[A block of data]
################

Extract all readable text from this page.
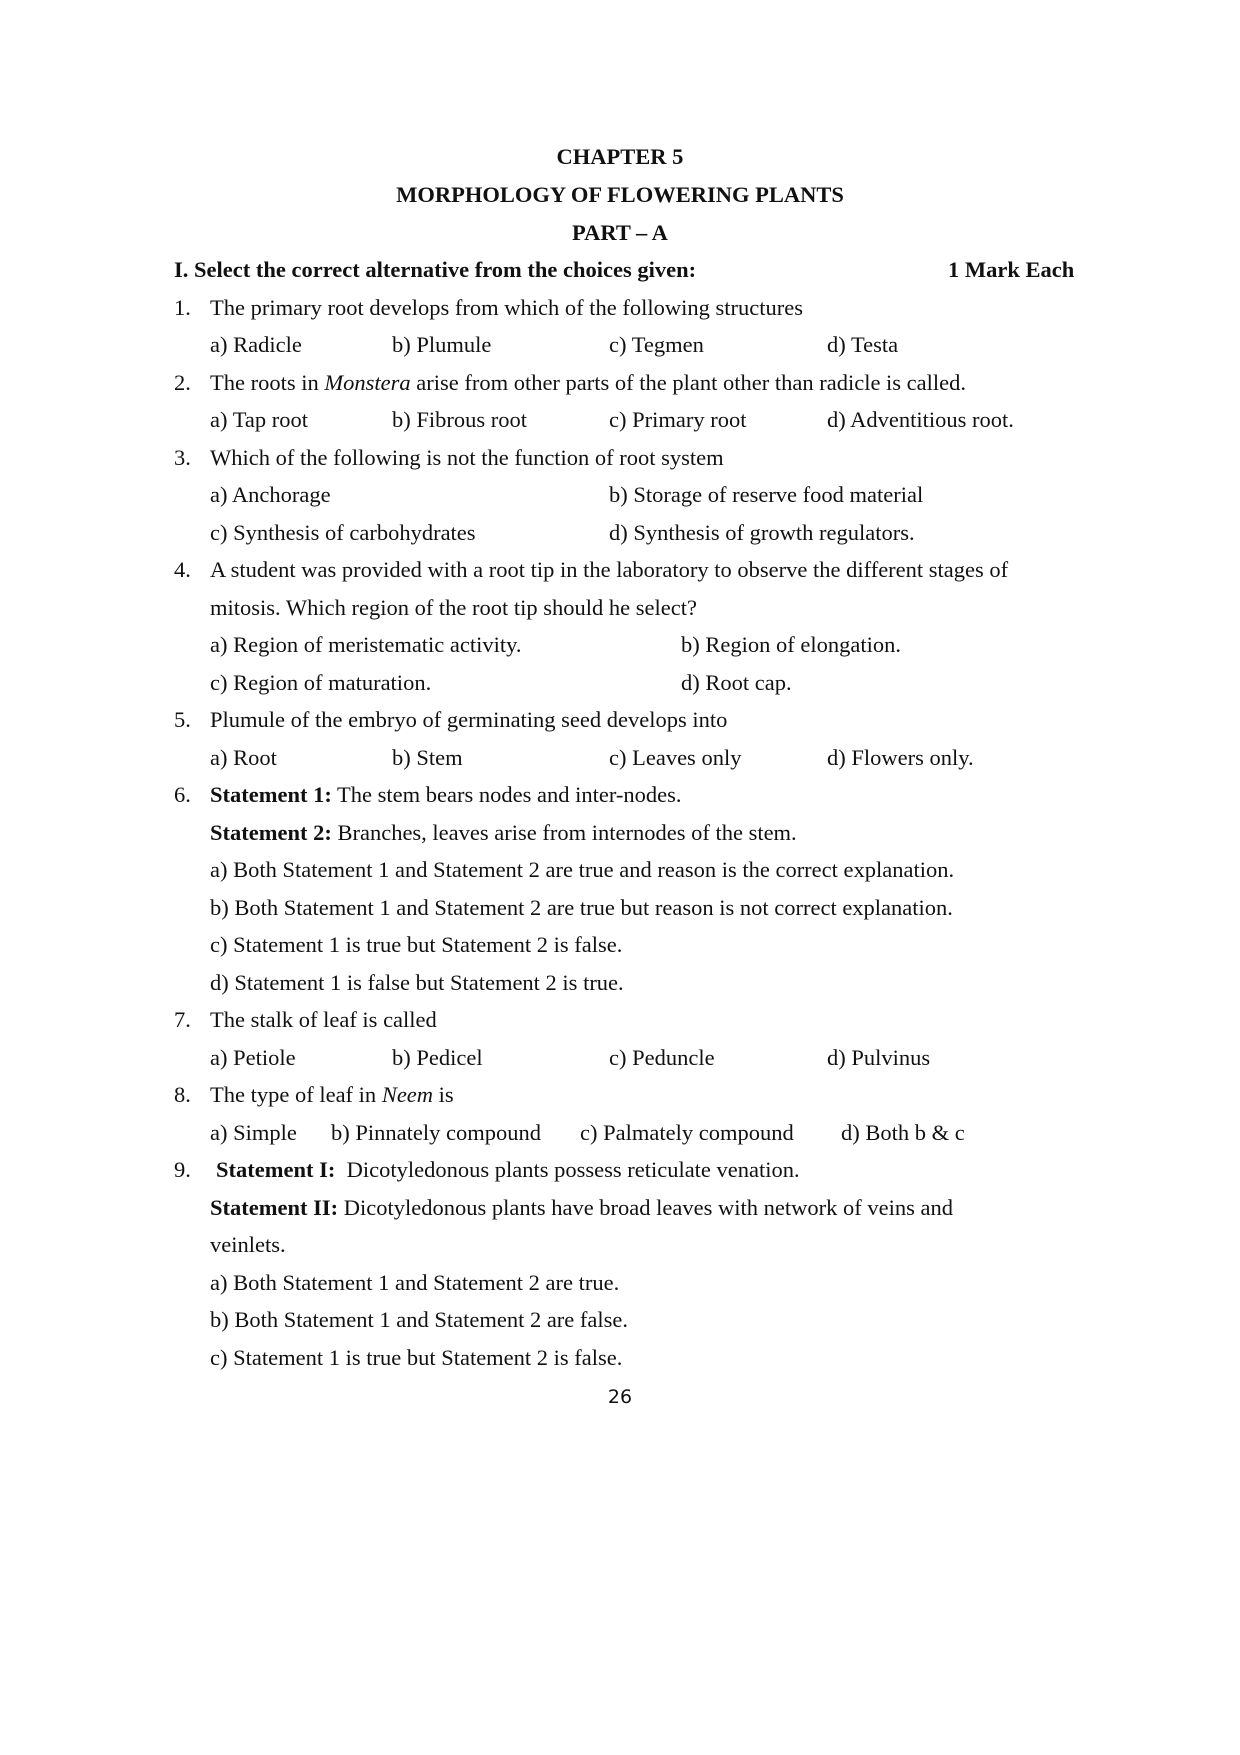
CHAPTER 5
MORPHOLOGY OF FLOWERING PLANTS
PART – A
I. Select the correct alternative from the choices given:	1 Mark Each
1. The primary root develops from which of the following structures
a) Radicle	b) Plumule	c) Tegmen	d) Testa
2. The roots in Monstera arise from other parts of the plant other than radicle is called.
a) Tap root	b) Fibrous root	c) Primary root	d) Adventitious root.
3. Which of the following is not the function of root system
a) Anchorage	b) Storage of reserve food material
c) Synthesis of carbohydrates	d) Synthesis of growth regulators.
4. A student was provided with a root tip in the laboratory to observe the different stages of
mitosis. Which region of the root tip should he select?
a) Region of meristematic activity.	b) Region of elongation.
c) Region of maturation.	d) Root cap.
5. Plumule of the embryo of germinating seed develops into
a) Root	b) Stem	c) Leaves only	d) Flowers only.
6. Statement 1: The stem bears nodes and inter-nodes.
Statement 2: Branches, leaves arise from internodes of the stem.
a) Both Statement 1 and Statement 2 are true and reason is the correct explanation.
b) Both Statement 1 and Statement 2 are true but reason is not correct explanation.
c) Statement 1 is true but Statement 2 is false.
d) Statement 1 is false but Statement 2 is true.
7. The stalk of leaf is called
a) Petiole	b) Pedicel	c) Peduncle	d) Pulvinus
8. The type of leaf in Neem is
a) Simple b) Pinnately compound c) Palmately compound d) Both b & c
9. Statement I:  Dicotyledonous plants possess reticulate venation.
Statement II: Dicotyledonous plants have broad leaves with network of veins and
veinlets.
a) Both Statement 1 and Statement 2 are true.
b) Both Statement 1 and Statement 2 are false.
c) Statement 1 is true but Statement 2 is false.
26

################

WHAT YOU NEED TO DO ->
Extract from the data every line where "with" shows up.

WRITTEN ANSWER ->
4. A student was provided with a root tip in the laboratory to observe the different stages of
Statement II: Dicotyledonous plants have broad leaves with network of veins and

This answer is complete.